- WHAT YOU HAVE TO DO
Below is a block of records: output all of them exactly and leave out the pictures.

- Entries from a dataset
· · · ·

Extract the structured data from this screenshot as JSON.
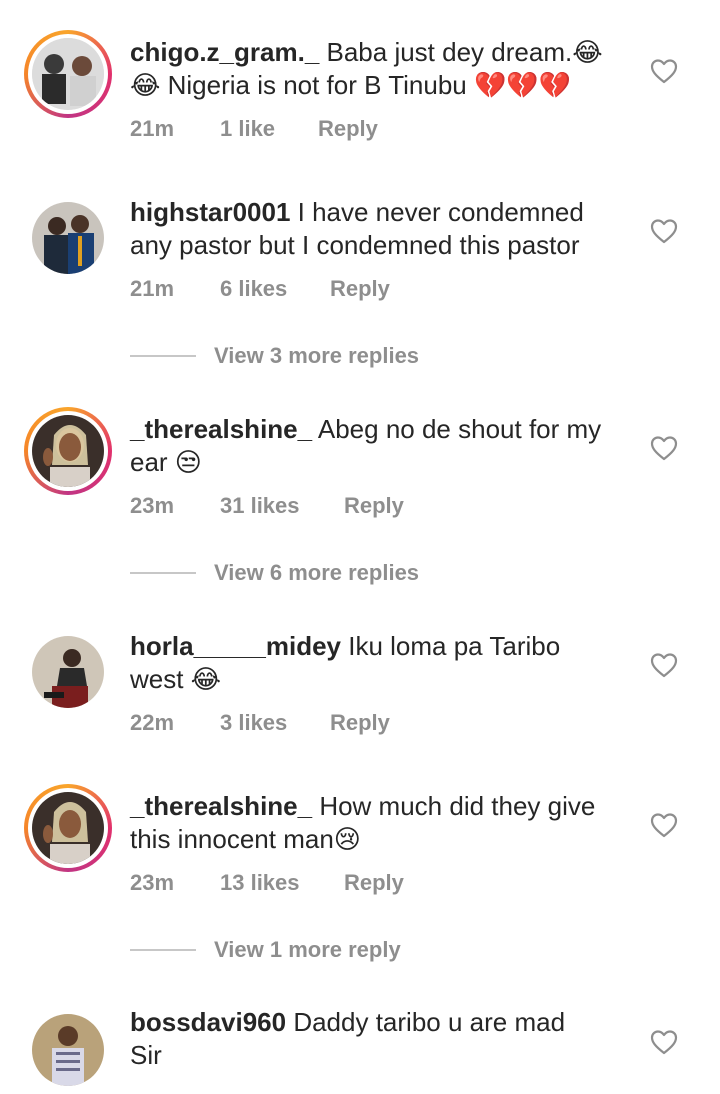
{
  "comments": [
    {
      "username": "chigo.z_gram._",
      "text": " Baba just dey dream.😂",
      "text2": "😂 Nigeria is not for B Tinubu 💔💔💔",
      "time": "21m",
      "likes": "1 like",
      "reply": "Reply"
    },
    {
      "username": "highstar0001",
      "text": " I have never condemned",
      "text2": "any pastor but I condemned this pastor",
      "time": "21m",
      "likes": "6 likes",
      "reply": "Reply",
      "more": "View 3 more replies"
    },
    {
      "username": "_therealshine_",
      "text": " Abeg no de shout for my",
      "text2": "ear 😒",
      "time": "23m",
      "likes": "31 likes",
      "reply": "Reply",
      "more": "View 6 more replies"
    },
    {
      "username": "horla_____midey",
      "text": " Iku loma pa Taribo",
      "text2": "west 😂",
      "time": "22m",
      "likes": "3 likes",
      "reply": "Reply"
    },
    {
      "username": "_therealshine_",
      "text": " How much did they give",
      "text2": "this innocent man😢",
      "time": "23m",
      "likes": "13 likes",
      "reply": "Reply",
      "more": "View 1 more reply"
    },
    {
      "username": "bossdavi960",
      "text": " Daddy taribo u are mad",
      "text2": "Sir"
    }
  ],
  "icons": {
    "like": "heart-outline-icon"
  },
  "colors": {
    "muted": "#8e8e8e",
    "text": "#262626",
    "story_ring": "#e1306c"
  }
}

· · · ·

- ANSWER FOR THE TASK
Extract the structured data from this screenshot as JSON.
{
  "comments": [
    {
      "username": "chigo.z_gram._",
      "text": " Baba just dey dream.😂",
      "text2": "😂 Nigeria is not for B Tinubu 💔💔💔",
      "time": "21m",
      "likes": "1 like",
      "reply": "Reply"
    },
    {
      "username": "highstar0001",
      "text": " I have never condemned",
      "text2": "any pastor but I condemned this pastor",
      "time": "21m",
      "likes": "6 likes",
      "reply": "Reply",
      "more": "View 3 more replies"
    },
    {
      "username": "_therealshine_",
      "text": " Abeg no de shout for my",
      "text2": "ear 😒",
      "time": "23m",
      "likes": "31 likes",
      "reply": "Reply",
      "more": "View 6 more replies"
    },
    {
      "username": "horla_____midey",
      "text": " Iku loma pa Taribo",
      "text2": "west 😂",
      "time": "22m",
      "likes": "3 likes",
      "reply": "Reply"
    },
    {
      "username": "_therealshine_",
      "text": " How much did they give",
      "text2": "this innocent man😢",
      "time": "23m",
      "likes": "13 likes",
      "reply": "Reply",
      "more": "View 1 more reply"
    },
    {
      "username": "bossdavi960",
      "text": " Daddy taribo u are mad",
      "text2": "Sir"
    }
  ],
  "icons": {
    "like": "heart-outline-icon"
  },
  "colors": {
    "muted": "#8e8e8e",
    "text": "#262626",
    "story_ring": "#e1306c"
  }
}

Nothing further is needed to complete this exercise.